Written request ::
Extract each line holding the word "Open" from the entries.

(Saved data entries)
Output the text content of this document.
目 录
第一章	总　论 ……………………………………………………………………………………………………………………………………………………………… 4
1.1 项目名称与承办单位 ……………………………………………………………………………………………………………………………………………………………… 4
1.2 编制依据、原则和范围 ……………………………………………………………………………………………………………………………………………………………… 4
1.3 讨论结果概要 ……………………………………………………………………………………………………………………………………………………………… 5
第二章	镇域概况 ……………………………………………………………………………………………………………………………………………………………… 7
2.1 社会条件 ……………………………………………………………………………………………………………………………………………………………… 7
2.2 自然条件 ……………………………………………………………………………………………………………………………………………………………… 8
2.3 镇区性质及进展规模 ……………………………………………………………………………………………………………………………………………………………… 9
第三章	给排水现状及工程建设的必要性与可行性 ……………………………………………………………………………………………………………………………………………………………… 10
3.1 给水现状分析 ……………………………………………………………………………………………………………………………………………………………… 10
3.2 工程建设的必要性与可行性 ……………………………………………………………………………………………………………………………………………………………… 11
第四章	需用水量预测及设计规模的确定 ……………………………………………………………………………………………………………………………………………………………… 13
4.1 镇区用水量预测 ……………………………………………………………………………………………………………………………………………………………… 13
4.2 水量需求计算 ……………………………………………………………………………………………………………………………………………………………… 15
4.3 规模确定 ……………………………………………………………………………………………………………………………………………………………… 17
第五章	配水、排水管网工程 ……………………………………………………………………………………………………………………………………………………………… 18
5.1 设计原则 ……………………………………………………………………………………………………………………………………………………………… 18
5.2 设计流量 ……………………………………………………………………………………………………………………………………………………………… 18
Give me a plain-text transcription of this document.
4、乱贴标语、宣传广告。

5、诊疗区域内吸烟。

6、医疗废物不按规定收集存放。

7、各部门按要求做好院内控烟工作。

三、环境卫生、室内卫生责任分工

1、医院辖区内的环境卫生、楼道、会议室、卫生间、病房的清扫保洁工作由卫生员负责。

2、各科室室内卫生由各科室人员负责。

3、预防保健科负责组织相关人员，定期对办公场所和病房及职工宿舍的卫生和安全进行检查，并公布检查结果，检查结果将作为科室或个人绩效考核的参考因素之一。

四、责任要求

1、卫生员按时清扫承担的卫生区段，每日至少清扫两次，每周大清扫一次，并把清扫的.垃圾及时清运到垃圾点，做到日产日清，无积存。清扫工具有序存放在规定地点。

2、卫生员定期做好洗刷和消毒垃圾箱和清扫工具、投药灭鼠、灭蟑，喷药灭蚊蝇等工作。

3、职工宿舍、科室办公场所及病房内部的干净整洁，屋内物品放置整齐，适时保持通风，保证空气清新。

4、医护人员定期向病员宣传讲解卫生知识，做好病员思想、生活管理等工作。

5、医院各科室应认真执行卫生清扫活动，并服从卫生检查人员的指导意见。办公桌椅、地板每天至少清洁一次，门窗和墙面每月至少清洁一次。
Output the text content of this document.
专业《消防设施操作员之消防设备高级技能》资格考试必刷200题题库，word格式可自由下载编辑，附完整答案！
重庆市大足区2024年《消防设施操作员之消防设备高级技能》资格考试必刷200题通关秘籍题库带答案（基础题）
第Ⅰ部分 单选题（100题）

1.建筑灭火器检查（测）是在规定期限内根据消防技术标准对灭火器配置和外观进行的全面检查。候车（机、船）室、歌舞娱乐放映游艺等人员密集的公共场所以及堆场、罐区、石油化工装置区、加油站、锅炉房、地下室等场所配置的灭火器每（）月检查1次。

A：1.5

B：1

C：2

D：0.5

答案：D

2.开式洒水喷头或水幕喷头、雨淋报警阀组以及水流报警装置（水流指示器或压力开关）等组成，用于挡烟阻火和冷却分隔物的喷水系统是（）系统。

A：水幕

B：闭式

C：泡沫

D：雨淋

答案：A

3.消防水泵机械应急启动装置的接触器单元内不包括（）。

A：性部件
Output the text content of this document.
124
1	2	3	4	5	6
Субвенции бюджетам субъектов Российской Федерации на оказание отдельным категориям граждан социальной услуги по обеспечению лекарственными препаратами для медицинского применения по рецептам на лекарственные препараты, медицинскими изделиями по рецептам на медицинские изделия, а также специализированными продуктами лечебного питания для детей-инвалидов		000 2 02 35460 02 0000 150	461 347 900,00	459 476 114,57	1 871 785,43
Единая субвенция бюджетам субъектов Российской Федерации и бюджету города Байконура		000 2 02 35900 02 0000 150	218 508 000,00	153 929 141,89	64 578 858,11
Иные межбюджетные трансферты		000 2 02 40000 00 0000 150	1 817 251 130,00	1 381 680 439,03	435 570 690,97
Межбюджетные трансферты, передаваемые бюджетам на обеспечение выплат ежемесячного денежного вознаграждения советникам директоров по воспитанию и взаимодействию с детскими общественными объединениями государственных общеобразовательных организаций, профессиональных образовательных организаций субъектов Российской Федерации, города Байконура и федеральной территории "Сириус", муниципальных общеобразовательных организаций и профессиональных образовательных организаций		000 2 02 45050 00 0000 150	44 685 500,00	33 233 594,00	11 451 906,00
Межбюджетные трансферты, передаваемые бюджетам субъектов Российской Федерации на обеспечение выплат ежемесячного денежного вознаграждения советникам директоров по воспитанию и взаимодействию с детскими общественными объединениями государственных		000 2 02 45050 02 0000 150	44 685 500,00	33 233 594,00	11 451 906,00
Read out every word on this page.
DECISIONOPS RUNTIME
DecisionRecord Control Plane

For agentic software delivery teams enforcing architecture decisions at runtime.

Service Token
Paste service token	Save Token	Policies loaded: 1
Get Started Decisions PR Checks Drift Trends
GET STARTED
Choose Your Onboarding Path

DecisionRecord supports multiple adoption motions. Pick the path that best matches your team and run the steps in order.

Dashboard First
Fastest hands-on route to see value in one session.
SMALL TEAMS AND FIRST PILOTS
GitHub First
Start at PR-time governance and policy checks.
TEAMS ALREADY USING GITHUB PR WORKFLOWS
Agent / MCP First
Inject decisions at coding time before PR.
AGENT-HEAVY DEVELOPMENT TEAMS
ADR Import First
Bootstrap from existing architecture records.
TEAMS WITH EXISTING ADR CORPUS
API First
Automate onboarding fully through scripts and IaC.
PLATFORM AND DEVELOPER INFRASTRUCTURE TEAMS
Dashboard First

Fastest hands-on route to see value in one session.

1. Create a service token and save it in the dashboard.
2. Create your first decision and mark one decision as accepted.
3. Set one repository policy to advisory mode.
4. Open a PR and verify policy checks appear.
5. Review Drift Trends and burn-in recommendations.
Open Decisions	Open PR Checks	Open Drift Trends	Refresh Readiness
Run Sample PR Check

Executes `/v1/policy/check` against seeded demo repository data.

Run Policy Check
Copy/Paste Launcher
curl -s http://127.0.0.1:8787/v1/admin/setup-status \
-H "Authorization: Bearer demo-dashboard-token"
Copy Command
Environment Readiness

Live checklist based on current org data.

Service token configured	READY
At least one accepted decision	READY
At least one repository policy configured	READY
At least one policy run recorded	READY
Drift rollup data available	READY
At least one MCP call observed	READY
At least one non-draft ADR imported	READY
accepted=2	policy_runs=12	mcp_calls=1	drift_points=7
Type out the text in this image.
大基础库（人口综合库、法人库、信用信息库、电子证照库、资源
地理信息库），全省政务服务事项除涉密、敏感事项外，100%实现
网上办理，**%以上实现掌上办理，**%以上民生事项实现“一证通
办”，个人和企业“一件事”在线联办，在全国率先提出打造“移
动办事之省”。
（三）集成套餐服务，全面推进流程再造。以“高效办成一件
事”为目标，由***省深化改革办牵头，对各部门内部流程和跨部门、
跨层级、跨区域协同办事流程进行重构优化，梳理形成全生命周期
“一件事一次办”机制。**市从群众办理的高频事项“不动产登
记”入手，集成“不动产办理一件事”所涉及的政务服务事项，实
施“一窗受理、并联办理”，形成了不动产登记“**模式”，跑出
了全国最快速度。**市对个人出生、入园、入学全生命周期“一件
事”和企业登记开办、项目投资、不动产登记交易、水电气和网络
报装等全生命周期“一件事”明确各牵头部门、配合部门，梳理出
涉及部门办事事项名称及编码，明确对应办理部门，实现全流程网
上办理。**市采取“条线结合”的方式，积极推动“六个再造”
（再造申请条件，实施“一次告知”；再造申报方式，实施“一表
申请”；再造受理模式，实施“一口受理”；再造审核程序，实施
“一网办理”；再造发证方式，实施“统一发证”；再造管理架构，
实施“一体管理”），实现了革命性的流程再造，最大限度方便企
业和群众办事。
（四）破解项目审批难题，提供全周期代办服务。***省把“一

Final answer ::
4. Open a PR and verify policy checks appear.
Open Decisions	Open PR Checks	Open Drift Trends	Refresh Readiness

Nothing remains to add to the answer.